"""
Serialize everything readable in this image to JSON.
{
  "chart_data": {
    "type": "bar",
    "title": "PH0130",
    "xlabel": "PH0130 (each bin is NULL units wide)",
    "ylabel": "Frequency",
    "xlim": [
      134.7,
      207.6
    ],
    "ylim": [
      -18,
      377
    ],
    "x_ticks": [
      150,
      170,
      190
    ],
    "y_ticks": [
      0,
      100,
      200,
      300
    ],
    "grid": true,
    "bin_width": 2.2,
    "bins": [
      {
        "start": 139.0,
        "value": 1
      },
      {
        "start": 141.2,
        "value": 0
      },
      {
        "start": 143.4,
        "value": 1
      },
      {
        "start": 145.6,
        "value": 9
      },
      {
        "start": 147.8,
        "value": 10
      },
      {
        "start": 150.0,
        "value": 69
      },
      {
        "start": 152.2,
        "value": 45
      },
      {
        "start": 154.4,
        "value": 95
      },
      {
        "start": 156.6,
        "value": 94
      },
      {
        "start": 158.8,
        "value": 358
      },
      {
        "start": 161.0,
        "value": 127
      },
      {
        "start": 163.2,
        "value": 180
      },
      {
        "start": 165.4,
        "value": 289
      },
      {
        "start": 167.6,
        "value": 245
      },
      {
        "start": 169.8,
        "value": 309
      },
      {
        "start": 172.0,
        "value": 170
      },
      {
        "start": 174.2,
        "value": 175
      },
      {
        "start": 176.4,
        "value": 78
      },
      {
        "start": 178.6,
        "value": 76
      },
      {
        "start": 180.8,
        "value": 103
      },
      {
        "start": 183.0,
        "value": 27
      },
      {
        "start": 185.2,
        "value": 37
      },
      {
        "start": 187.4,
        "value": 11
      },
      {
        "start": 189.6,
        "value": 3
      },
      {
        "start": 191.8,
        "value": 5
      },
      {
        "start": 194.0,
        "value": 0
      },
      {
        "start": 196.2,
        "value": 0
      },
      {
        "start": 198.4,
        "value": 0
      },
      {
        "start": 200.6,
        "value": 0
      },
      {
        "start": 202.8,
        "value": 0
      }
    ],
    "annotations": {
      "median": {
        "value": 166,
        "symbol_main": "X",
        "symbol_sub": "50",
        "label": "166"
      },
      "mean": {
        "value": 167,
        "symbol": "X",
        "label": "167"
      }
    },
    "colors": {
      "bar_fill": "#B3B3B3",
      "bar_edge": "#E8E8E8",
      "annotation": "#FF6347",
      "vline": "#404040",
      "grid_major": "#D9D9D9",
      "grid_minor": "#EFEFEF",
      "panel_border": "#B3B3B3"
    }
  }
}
"""
- WRITTEN REQUEST -
Reproduce the entries above in full, verbatim.

- REPLY -
Serialize everything readable in this image to JSON.
{
  "chart_data": {
    "type": "bar",
    "title": "PH0130",
    "xlabel": "PH0130 (each bin is NULL units wide)",
    "ylabel": "Frequency",
    "xlim": [
      134.7,
      207.6
    ],
    "ylim": [
      -18,
      377
    ],
    "x_ticks": [
      150,
      170,
      190
    ],
    "y_ticks": [
      0,
      100,
      200,
      300
    ],
    "grid": true,
    "bin_width": 2.2,
    "bins": [
      {
        "start": 139.0,
        "value": 1
      },
      {
        "start": 141.2,
        "value": 0
      },
      {
        "start": 143.4,
        "value": 1
      },
      {
        "start": 145.6,
        "value": 9
      },
      {
        "start": 147.8,
        "value": 10
      },
      {
        "start": 150.0,
        "value": 69
      },
      {
        "start": 152.2,
        "value": 45
      },
      {
        "start": 154.4,
        "value": 95
      },
      {
        "start": 156.6,
        "value": 94
      },
      {
        "start": 158.8,
        "value": 358
      },
      {
        "start": 161.0,
        "value": 127
      },
      {
        "start": 163.2,
        "value": 180
      },
      {
        "start": 165.4,
        "value": 289
      },
      {
        "start": 167.6,
        "value": 245
      },
      {
        "start": 169.8,
        "value": 309
      },
      {
        "start": 172.0,
        "value": 170
      },
      {
        "start": 174.2,
        "value": 175
      },
      {
        "start": 176.4,
        "value": 78
      },
      {
        "start": 178.6,
        "value": 76
      },
      {
        "start": 180.8,
        "value": 103
      },
      {
        "start": 183.0,
        "value": 27
      },
      {
        "start": 185.2,
        "value": 37
      },
      {
        "start": 187.4,
        "value": 11
      },
      {
        "start": 189.6,
        "value": 3
      },
      {
        "start": 191.8,
        "value": 5
      },
      {
        "start": 194.0,
        "value": 0
      },
      {
        "start": 196.2,
        "value": 0
      },
      {
        "start": 198.4,
        "value": 0
      },
      {
        "start": 200.6,
        "value": 0
      },
      {
        "start": 202.8,
        "value": 0
      }
    ],
    "annotations": {
      "median": {
        "value": 166,
        "symbol_main": "X",
        "symbol_sub": "50",
        "label": "166"
      },
      "mean": {
        "value": 167,
        "symbol": "X",
        "label": "167"
      }
    },
    "colors": {
      "bar_fill": "#B3B3B3",
      "bar_edge": "#E8E8E8",
      "annotation": "#FF6347",
      "vline": "#404040",
      "grid_major": "#D9D9D9",
      "grid_minor": "#EFEFEF",
      "panel_border": "#B3B3B3"
    }
  }
}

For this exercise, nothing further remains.